▸ Text shown:

** Start **

Irish League
- Season: 1921–22
- Dates: 3 September 1921 – 30 November 1921
- Champions: Linfield 13th Irish title
- Matches played: 30
- Goals scored: 73 (2.43 per match)
- Biggest home win: Linfield 4–0 Distillery
- Biggest away win: Cliftonville 0–2 Distillery Cliftonville 0–2 Glentoran Glenavon 1–3 Linfield Queen's Island 2–4 Distillery Queen's Island 0–2 Glentoran Queen's Island 1–3 Linfield
- Highest scoring: Queen's Island 2–4 Distillery

= 1921–22 Irish League =

The 1921–22 Irish League was the 28th edition of the Irish League, the highest level of league competition in Northern Irish football, and was the first edition in which only teams from Northern Ireland could enter.

The league comprised six teams, and Linfield won the championship for the 13th time.

==Season summary==
The league expanded from the previous season to six teams, with the addition of Queen's Island. Queen's, who were only formed in 1920 and had won the Irish Intermediate Cup the previous season, were the only successful applicants elected by the league, while the applications of Belfast United and Willowfields were rejected at the Irish Football Association Annual General Meeting held on 27 May 1921.

** End **

▸ Material supplied:
** Start **

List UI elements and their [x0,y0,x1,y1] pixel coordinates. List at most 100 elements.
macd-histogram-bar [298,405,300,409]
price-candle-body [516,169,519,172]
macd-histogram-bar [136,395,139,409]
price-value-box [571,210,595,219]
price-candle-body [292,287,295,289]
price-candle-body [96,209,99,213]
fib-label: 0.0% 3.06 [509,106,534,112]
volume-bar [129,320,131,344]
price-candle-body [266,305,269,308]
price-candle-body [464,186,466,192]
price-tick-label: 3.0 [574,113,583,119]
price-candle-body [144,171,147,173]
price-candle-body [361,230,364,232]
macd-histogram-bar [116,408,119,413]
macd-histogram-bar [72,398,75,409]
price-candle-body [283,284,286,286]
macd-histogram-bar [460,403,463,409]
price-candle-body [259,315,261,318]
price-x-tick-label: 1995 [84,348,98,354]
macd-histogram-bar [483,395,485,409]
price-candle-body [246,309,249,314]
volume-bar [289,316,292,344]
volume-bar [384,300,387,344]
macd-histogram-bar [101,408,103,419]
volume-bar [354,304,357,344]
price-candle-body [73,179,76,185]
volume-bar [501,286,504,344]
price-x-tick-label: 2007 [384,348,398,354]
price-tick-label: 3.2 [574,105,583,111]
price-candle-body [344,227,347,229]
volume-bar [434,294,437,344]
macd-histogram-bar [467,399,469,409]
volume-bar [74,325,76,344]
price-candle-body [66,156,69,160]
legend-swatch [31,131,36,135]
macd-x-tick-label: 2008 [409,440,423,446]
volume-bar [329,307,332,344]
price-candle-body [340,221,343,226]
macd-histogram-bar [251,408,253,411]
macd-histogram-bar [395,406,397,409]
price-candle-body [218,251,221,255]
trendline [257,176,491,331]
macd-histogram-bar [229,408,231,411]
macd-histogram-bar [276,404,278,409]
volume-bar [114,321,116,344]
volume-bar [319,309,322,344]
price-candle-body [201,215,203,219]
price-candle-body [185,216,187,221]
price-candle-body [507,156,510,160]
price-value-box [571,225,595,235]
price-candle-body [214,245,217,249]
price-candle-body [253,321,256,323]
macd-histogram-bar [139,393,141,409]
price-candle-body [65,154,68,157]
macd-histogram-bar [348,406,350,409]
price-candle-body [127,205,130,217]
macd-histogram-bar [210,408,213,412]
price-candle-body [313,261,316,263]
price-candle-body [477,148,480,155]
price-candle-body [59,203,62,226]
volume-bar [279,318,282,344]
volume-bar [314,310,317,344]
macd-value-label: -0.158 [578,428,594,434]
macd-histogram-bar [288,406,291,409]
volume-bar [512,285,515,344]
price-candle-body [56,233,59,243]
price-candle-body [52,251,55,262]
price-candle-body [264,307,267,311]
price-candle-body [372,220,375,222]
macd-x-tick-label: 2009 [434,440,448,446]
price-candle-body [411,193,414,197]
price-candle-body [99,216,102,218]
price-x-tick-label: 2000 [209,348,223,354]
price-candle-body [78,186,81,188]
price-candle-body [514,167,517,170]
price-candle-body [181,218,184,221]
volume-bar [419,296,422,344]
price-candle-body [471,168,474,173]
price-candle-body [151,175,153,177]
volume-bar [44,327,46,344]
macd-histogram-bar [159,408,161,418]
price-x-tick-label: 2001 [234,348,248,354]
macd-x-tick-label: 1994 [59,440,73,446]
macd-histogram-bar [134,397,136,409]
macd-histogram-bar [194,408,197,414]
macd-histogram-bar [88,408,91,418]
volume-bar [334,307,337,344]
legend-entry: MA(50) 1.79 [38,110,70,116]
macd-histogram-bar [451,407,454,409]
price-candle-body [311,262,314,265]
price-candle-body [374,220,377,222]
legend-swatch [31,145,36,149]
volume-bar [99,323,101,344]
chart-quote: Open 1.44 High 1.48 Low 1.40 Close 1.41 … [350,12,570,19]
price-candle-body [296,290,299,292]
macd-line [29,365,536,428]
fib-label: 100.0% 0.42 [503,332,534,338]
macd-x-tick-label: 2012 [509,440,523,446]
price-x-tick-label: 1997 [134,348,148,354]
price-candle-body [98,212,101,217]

** End **

▸ What the exercise asks:
According to the 1921–22 Irish League text, which team was added to expand the league to six teams?

▸ Written answer:
Queen's Island